Exercise description:
Using the data below, repeat all of it precisely.
┄┄┄┄┄┄┄┄┄┄┄┄┄┄┄┄┄┄┄┄
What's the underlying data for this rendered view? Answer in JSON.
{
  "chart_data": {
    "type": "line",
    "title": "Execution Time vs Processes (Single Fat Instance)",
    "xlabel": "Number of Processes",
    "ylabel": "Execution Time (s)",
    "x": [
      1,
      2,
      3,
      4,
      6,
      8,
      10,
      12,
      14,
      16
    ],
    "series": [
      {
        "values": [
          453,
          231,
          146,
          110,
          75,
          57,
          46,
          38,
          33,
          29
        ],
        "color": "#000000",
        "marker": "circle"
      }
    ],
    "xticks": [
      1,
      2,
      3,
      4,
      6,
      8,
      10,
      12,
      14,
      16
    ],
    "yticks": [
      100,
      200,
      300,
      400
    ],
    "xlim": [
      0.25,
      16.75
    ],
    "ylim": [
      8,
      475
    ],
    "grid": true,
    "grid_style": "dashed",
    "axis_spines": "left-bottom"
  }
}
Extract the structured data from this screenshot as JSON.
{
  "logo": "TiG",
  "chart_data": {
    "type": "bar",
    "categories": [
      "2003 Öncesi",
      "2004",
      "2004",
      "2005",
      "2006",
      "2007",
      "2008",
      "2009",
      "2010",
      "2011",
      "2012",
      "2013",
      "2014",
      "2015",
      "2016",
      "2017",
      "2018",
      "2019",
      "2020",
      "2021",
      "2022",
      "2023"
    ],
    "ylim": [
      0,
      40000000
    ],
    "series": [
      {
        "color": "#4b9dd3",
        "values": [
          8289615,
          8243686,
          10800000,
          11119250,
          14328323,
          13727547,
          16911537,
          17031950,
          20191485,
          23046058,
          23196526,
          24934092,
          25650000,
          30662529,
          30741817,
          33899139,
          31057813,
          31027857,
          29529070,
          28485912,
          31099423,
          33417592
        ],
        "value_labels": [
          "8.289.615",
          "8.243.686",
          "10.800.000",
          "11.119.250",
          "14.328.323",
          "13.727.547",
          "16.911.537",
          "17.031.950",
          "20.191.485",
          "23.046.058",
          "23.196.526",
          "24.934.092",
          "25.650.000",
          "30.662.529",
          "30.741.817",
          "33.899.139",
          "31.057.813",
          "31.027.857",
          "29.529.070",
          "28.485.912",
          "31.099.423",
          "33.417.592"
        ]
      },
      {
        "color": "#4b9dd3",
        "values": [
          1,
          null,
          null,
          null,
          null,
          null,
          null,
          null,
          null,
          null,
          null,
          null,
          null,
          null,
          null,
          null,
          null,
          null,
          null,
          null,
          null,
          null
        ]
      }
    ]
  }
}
┄┄┄┄┄┄┄┄┄┄┄┄┄┄┄┄┄┄┄┄
Solution to this exercise:
What's the underlying data for this rendered view? Answer in JSON.
{
  "chart_data": {
    "type": "line",
    "title": "Execution Time vs Processes (Single Fat Instance)",
    "xlabel": "Number of Processes",
    "ylabel": "Execution Time (s)",
    "x": [
      1,
      2,
      3,
      4,
      6,
      8,
      10,
      12,
      14,
      16
    ],
    "series": [
      {
        "values": [
          453,
          231,
          146,
          110,
          75,
          57,
          46,
          38,
          33,
          29
        ],
        "color": "#000000",
        "marker": "circle"
      }
    ],
    "xticks": [
      1,
      2,
      3,
      4,
      6,
      8,
      10,
      12,
      14,
      16
    ],
    "yticks": [
      100,
      200,
      300,
      400
    ],
    "xlim": [
      0.25,
      16.75
    ],
    "ylim": [
      8,
      475
    ],
    "grid": true,
    "grid_style": "dashed",
    "axis_spines": "left-bottom"
  }
}
Extract the structured data from this screenshot as JSON.
{
  "logo": "TiG",
  "chart_data": {
    "type": "bar",
    "categories": [
      "2003 Öncesi",
      "2004",
      "2004",
      "2005",
      "2006",
      "2007",
      "2008",
      "2009",
      "2010",
      "2011",
      "2012",
      "2013",
      "2014",
      "2015",
      "2016",
      "2017",
      "2018",
      "2019",
      "2020",
      "2021",
      "2022",
      "2023"
    ],
    "ylim": [
      0,
      40000000
    ],
    "series": [
      {
        "color": "#4b9dd3",
        "values": [
          8289615,
          8243686,
          10800000,
          11119250,
          14328323,
          13727547,
          16911537,
          17031950,
          20191485,
          23046058,
          23196526,
          24934092,
          25650000,
          30662529,
          30741817,
          33899139,
          31057813,
          31027857,
          29529070,
          28485912,
          31099423,
          33417592
        ],
        "value_labels": [
          "8.289.615",
          "8.243.686",
          "10.800.000",
          "11.119.250",
          "14.328.323",
          "13.727.547",
          "16.911.537",
          "17.031.950",
          "20.191.485",
          "23.046.058",
          "23.196.526",
          "24.934.092",
          "25.650.000",
          "30.662.529",
          "30.741.817",
          "33.899.139",
          "31.057.813",
          "31.027.857",
          "29.529.070",
          "28.485.912",
          "31.099.423",
          "33.417.592"
        ]
      },
      {
        "color": "#4b9dd3",
        "values": [
          1,
          null,
          null,
          null,
          null,
          null,
          null,
          null,
          null,
          null,
          null,
          null,
          null,
          null,
          null,
          null,
          null,
          null,
          null,
          null,
          null,
          null
        ]
      }
    ]
  }
}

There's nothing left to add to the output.